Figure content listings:
§ §

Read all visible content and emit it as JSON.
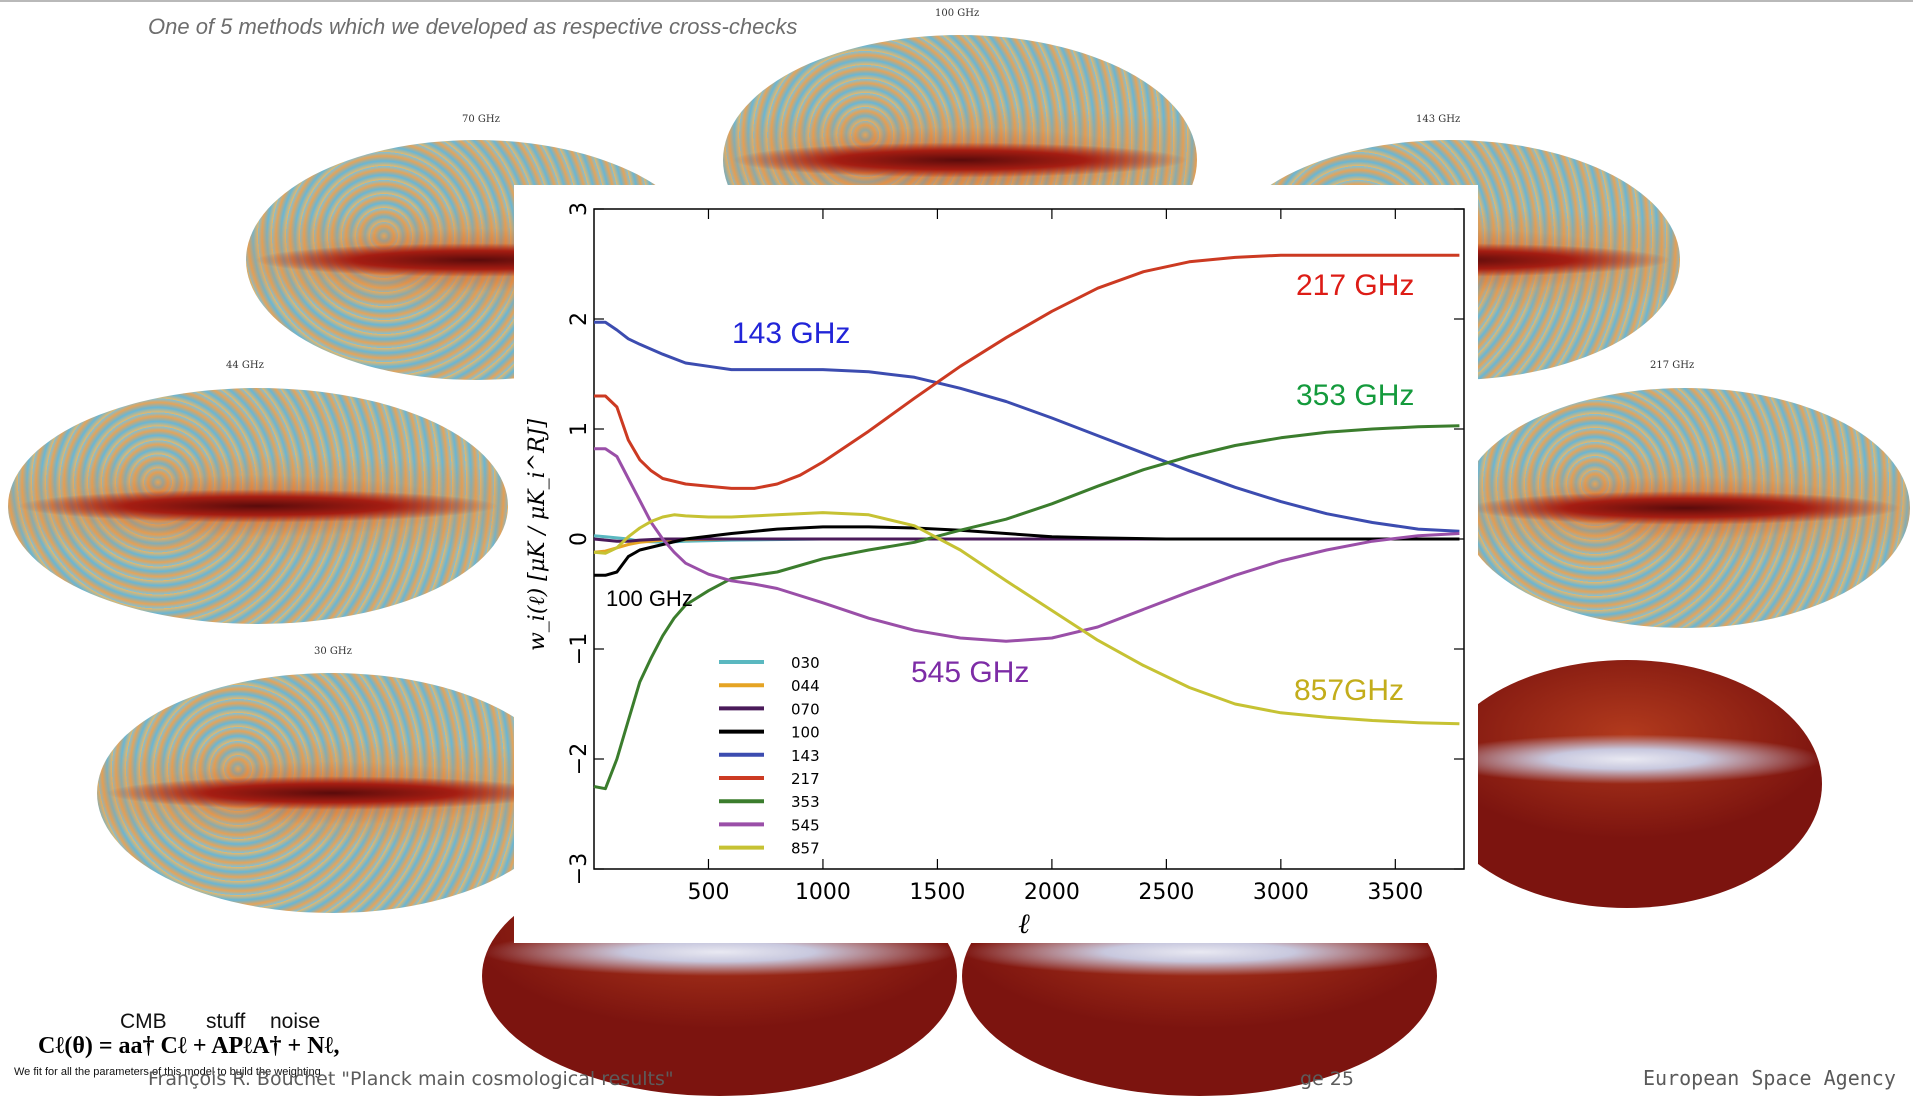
{
  "slide": {
    "subtitle": "One of 5 methods which we developed as respective cross-checks",
    "footer_text": "François R. Bouchet \"Planck main cosmological results\"",
    "page_label": "ge 25",
    "org": "European Space Agency"
  },
  "maps": {
    "m100": "100 GHz",
    "m70": "70 GHz",
    "m143": "143 GHz",
    "m44": "44 GHz",
    "m217": "217 GHz",
    "m30": "30 GHz"
  },
  "equation": {
    "head_cmb": "CMB",
    "head_stuff": "stuff",
    "head_noise": "noise",
    "formula": "Cℓ(θ) = aa† Cℓ + APℓA† + Nℓ,",
    "note": "We fit for all the parameters of this model to build the weighting"
  },
  "chart_data": {
    "type": "line",
    "xlabel": "ℓ",
    "ylabel": "w_i(ℓ) [μK / μK_i^RJ]",
    "xlim": [
      0,
      3800
    ],
    "ylim": [
      -3,
      3
    ],
    "xticks": [
      "500",
      "1000",
      "1500",
      "2000",
      "2500",
      "3000",
      "3500"
    ],
    "yticks": [
      "3",
      "2",
      "1",
      "0",
      "−1",
      "−2",
      "−3"
    ],
    "legend_position": "lower-left",
    "annotations": [
      {
        "text": "217 GHz",
        "color": "#dd1c16"
      },
      {
        "text": "143 GHz",
        "color": "#2225d8"
      },
      {
        "text": "353 GHz",
        "color": "#149a3c"
      },
      {
        "text": "100 GHz",
        "color": "#000000"
      },
      {
        "text": "545 GHz",
        "color": "#7d2ca6"
      },
      {
        "text": "857GHz",
        "color": "#c3ad1b"
      }
    ],
    "series": [
      {
        "name": "030",
        "color": "#5ab8c0",
        "x": [
          0,
          50,
          100,
          150,
          200,
          300,
          400,
          600,
          1000,
          2000,
          3000,
          3780
        ],
        "y": [
          0.03,
          0.02,
          0.01,
          0.0,
          -0.02,
          -0.03,
          -0.02,
          -0.01,
          0.0,
          0.0,
          0.0,
          0.0
        ]
      },
      {
        "name": "044",
        "color": "#e5a424",
        "x": [
          0,
          50,
          100,
          150,
          200,
          300,
          600,
          1000,
          2000,
          3000,
          3780
        ],
        "y": [
          -0.12,
          -0.11,
          -0.08,
          -0.05,
          -0.03,
          -0.01,
          0.0,
          0.0,
          0.0,
          0.0,
          0.0
        ]
      },
      {
        "name": "070",
        "color": "#4a1a5a",
        "x": [
          0,
          50,
          100,
          150,
          200,
          300,
          600,
          1000,
          2000,
          3000,
          3780
        ],
        "y": [
          0.0,
          -0.01,
          -0.02,
          -0.02,
          -0.01,
          0.0,
          0.0,
          0.0,
          0.0,
          0.0,
          0.0
        ]
      },
      {
        "name": "100",
        "color": "#000000",
        "x": [
          0,
          50,
          100,
          150,
          200,
          300,
          400,
          600,
          800,
          1000,
          1200,
          1400,
          1600,
          1800,
          2000,
          2200,
          2500,
          3000,
          3500,
          3780
        ],
        "y": [
          -0.33,
          -0.33,
          -0.3,
          -0.16,
          -0.1,
          -0.05,
          0.0,
          0.05,
          0.09,
          0.11,
          0.11,
          0.1,
          0.08,
          0.05,
          0.02,
          0.01,
          0.0,
          0.0,
          0.0,
          0.0
        ]
      },
      {
        "name": "143",
        "color": "#3c4cb0",
        "x": [
          0,
          50,
          100,
          150,
          200,
          300,
          400,
          500,
          600,
          700,
          800,
          1000,
          1200,
          1400,
          1600,
          1800,
          2000,
          2200,
          2400,
          2600,
          2800,
          3000,
          3200,
          3400,
          3600,
          3780
        ],
        "y": [
          1.97,
          1.97,
          1.9,
          1.82,
          1.77,
          1.68,
          1.6,
          1.57,
          1.54,
          1.54,
          1.54,
          1.54,
          1.52,
          1.47,
          1.37,
          1.25,
          1.1,
          0.94,
          0.78,
          0.62,
          0.47,
          0.34,
          0.23,
          0.15,
          0.09,
          0.07
        ]
      },
      {
        "name": "217",
        "color": "#cc3a22",
        "x": [
          0,
          50,
          100,
          150,
          200,
          250,
          300,
          400,
          500,
          600,
          700,
          800,
          900,
          1000,
          1200,
          1400,
          1600,
          1800,
          2000,
          2200,
          2400,
          2600,
          2800,
          3000,
          3200,
          3400,
          3600,
          3780
        ],
        "y": [
          1.3,
          1.3,
          1.2,
          0.9,
          0.72,
          0.62,
          0.55,
          0.5,
          0.48,
          0.46,
          0.46,
          0.5,
          0.58,
          0.7,
          0.98,
          1.28,
          1.57,
          1.83,
          2.07,
          2.28,
          2.43,
          2.52,
          2.56,
          2.58,
          2.58,
          2.58,
          2.58,
          2.58
        ]
      },
      {
        "name": "353",
        "color": "#3b7d2d",
        "x": [
          0,
          50,
          100,
          150,
          200,
          250,
          300,
          350,
          400,
          500,
          600,
          700,
          800,
          1000,
          1200,
          1400,
          1600,
          1800,
          2000,
          2200,
          2400,
          2600,
          2800,
          3000,
          3200,
          3400,
          3600,
          3780
        ],
        "y": [
          -2.25,
          -2.27,
          -2.0,
          -1.65,
          -1.3,
          -1.08,
          -0.88,
          -0.72,
          -0.6,
          -0.47,
          -0.36,
          -0.33,
          -0.3,
          -0.18,
          -0.1,
          -0.03,
          0.08,
          0.18,
          0.32,
          0.48,
          0.63,
          0.75,
          0.85,
          0.92,
          0.97,
          1.0,
          1.02,
          1.03
        ]
      },
      {
        "name": "545",
        "color": "#9a4fa8",
        "x": [
          0,
          50,
          100,
          150,
          200,
          250,
          300,
          350,
          400,
          500,
          600,
          700,
          800,
          1000,
          1200,
          1400,
          1600,
          1800,
          2000,
          2200,
          2400,
          2600,
          2800,
          3000,
          3200,
          3400,
          3600,
          3780
        ],
        "y": [
          0.82,
          0.82,
          0.75,
          0.55,
          0.35,
          0.15,
          0.0,
          -0.12,
          -0.22,
          -0.32,
          -0.38,
          -0.41,
          -0.45,
          -0.58,
          -0.72,
          -0.83,
          -0.9,
          -0.93,
          -0.9,
          -0.8,
          -0.64,
          -0.48,
          -0.33,
          -0.2,
          -0.1,
          -0.02,
          0.03,
          0.05
        ]
      },
      {
        "name": "857",
        "color": "#c6c233",
        "x": [
          0,
          50,
          100,
          150,
          200,
          250,
          300,
          350,
          400,
          500,
          600,
          700,
          800,
          1000,
          1200,
          1400,
          1600,
          1800,
          2000,
          2200,
          2400,
          2600,
          2800,
          3000,
          3200,
          3400,
          3600,
          3780
        ],
        "y": [
          -0.12,
          -0.13,
          -0.08,
          0.02,
          0.1,
          0.16,
          0.2,
          0.22,
          0.21,
          0.2,
          0.2,
          0.21,
          0.22,
          0.24,
          0.22,
          0.12,
          -0.1,
          -0.38,
          -0.65,
          -0.92,
          -1.15,
          -1.35,
          -1.5,
          -1.58,
          -1.62,
          -1.65,
          -1.67,
          -1.68
        ]
      }
    ]
  }
}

§ §

WHAT IS NEEDED: Working from the lines above, reproduce the material exactly and exclude its pictures.

THE ANSWER:
Read all visible content and emit it as JSON.
{
  "slide": {
    "subtitle": "One of 5 methods which we developed as respective cross-checks",
    "footer_text": "François R. Bouchet \"Planck main cosmological results\"",
    "page_label": "ge 25",
    "org": "European Space Agency"
  },
  "maps": {
    "m100": "100 GHz",
    "m70": "70 GHz",
    "m143": "143 GHz",
    "m44": "44 GHz",
    "m217": "217 GHz",
    "m30": "30 GHz"
  },
  "equation": {
    "head_cmb": "CMB",
    "head_stuff": "stuff",
    "head_noise": "noise",
    "formula": "Cℓ(θ) = aa† Cℓ + APℓA† + Nℓ,",
    "note": "We fit for all the parameters of this model to build the weighting"
  },
  "chart_data": {
    "type": "line",
    "xlabel": "ℓ",
    "ylabel": "w_i(ℓ) [μK / μK_i^RJ]",
    "xlim": [
      0,
      3800
    ],
    "ylim": [
      -3,
      3
    ],
    "xticks": [
      "500",
      "1000",
      "1500",
      "2000",
      "2500",
      "3000",
      "3500"
    ],
    "yticks": [
      "3",
      "2",
      "1",
      "0",
      "−1",
      "−2",
      "−3"
    ],
    "legend_position": "lower-left",
    "annotations": [
      {
        "text": "217 GHz",
        "color": "#dd1c16"
      },
      {
        "text": "143 GHz",
        "color": "#2225d8"
      },
      {
        "text": "353 GHz",
        "color": "#149a3c"
      },
      {
        "text": "100 GHz",
        "color": "#000000"
      },
      {
        "text": "545 GHz",
        "color": "#7d2ca6"
      },
      {
        "text": "857GHz",
        "color": "#c3ad1b"
      }
    ],
    "series": [
      {
        "name": "030",
        "color": "#5ab8c0",
        "x": [
          0,
          50,
          100,
          150,
          200,
          300,
          400,
          600,
          1000,
          2000,
          3000,
          3780
        ],
        "y": [
          0.03,
          0.02,
          0.01,
          0.0,
          -0.02,
          -0.03,
          -0.02,
          -0.01,
          0.0,
          0.0,
          0.0,
          0.0
        ]
      },
      {
        "name": "044",
        "color": "#e5a424",
        "x": [
          0,
          50,
          100,
          150,
          200,
          300,
          600,
          1000,
          2000,
          3000,
          3780
        ],
        "y": [
          -0.12,
          -0.11,
          -0.08,
          -0.05,
          -0.03,
          -0.01,
          0.0,
          0.0,
          0.0,
          0.0,
          0.0
        ]
      },
      {
        "name": "070",
        "color": "#4a1a5a",
        "x": [
          0,
          50,
          100,
          150,
          200,
          300,
          600,
          1000,
          2000,
          3000,
          3780
        ],
        "y": [
          0.0,
          -0.01,
          -0.02,
          -0.02,
          -0.01,
          0.0,
          0.0,
          0.0,
          0.0,
          0.0,
          0.0
        ]
      },
      {
        "name": "100",
        "color": "#000000",
        "x": [
          0,
          50,
          100,
          150,
          200,
          300,
          400,
          600,
          800,
          1000,
          1200,
          1400,
          1600,
          1800,
          2000,
          2200,
          2500,
          3000,
          3500,
          3780
        ],
        "y": [
          -0.33,
          -0.33,
          -0.3,
          -0.16,
          -0.1,
          -0.05,
          0.0,
          0.05,
          0.09,
          0.11,
          0.11,
          0.1,
          0.08,
          0.05,
          0.02,
          0.01,
          0.0,
          0.0,
          0.0,
          0.0
        ]
      },
      {
        "name": "143",
        "color": "#3c4cb0",
        "x": [
          0,
          50,
          100,
          150,
          200,
          300,
          400,
          500,
          600,
          700,
          800,
          1000,
          1200,
          1400,
          1600,
          1800,
          2000,
          2200,
          2400,
          2600,
          2800,
          3000,
          3200,
          3400,
          3600,
          3780
        ],
        "y": [
          1.97,
          1.97,
          1.9,
          1.82,
          1.77,
          1.68,
          1.6,
          1.57,
          1.54,
          1.54,
          1.54,
          1.54,
          1.52,
          1.47,
          1.37,
          1.25,
          1.1,
          0.94,
          0.78,
          0.62,
          0.47,
          0.34,
          0.23,
          0.15,
          0.09,
          0.07
        ]
      },
      {
        "name": "217",
        "color": "#cc3a22",
        "x": [
          0,
          50,
          100,
          150,
          200,
          250,
          300,
          400,
          500,
          600,
          700,
          800,
          900,
          1000,
          1200,
          1400,
          1600,
          1800,
          2000,
          2200,
          2400,
          2600,
          2800,
          3000,
          3200,
          3400,
          3600,
          3780
        ],
        "y": [
          1.3,
          1.3,
          1.2,
          0.9,
          0.72,
          0.62,
          0.55,
          0.5,
          0.48,
          0.46,
          0.46,
          0.5,
          0.58,
          0.7,
          0.98,
          1.28,
          1.57,
          1.83,
          2.07,
          2.28,
          2.43,
          2.52,
          2.56,
          2.58,
          2.58,
          2.58,
          2.58,
          2.58
        ]
      },
      {
        "name": "353",
        "color": "#3b7d2d",
        "x": [
          0,
          50,
          100,
          150,
          200,
          250,
          300,
          350,
          400,
          500,
          600,
          700,
          800,
          1000,
          1200,
          1400,
          1600,
          1800,
          2000,
          2200,
          2400,
          2600,
          2800,
          3000,
          3200,
          3400,
          3600,
          3780
        ],
        "y": [
          -2.25,
          -2.27,
          -2.0,
          -1.65,
          -1.3,
          -1.08,
          -0.88,
          -0.72,
          -0.6,
          -0.47,
          -0.36,
          -0.33,
          -0.3,
          -0.18,
          -0.1,
          -0.03,
          0.08,
          0.18,
          0.32,
          0.48,
          0.63,
          0.75,
          0.85,
          0.92,
          0.97,
          1.0,
          1.02,
          1.03
        ]
      },
      {
        "name": "545",
        "color": "#9a4fa8",
        "x": [
          0,
          50,
          100,
          150,
          200,
          250,
          300,
          350,
          400,
          500,
          600,
          700,
          800,
          1000,
          1200,
          1400,
          1600,
          1800,
          2000,
          2200,
          2400,
          2600,
          2800,
          3000,
          3200,
          3400,
          3600,
          3780
        ],
        "y": [
          0.82,
          0.82,
          0.75,
          0.55,
          0.35,
          0.15,
          0.0,
          -0.12,
          -0.22,
          -0.32,
          -0.38,
          -0.41,
          -0.45,
          -0.58,
          -0.72,
          -0.83,
          -0.9,
          -0.93,
          -0.9,
          -0.8,
          -0.64,
          -0.48,
          -0.33,
          -0.2,
          -0.1,
          -0.02,
          0.03,
          0.05
        ]
      },
      {
        "name": "857",
        "color": "#c6c233",
        "x": [
          0,
          50,
          100,
          150,
          200,
          250,
          300,
          350,
          400,
          500,
          600,
          700,
          800,
          1000,
          1200,
          1400,
          1600,
          1800,
          2000,
          2200,
          2400,
          2600,
          2800,
          3000,
          3200,
          3400,
          3600,
          3780
        ],
        "y": [
          -0.12,
          -0.13,
          -0.08,
          0.02,
          0.1,
          0.16,
          0.2,
          0.22,
          0.21,
          0.2,
          0.2,
          0.21,
          0.22,
          0.24,
          0.22,
          0.12,
          -0.1,
          -0.38,
          -0.65,
          -0.92,
          -1.15,
          -1.35,
          -1.5,
          -1.58,
          -1.62,
          -1.65,
          -1.67,
          -1.68
        ]
      }
    ]
  }
}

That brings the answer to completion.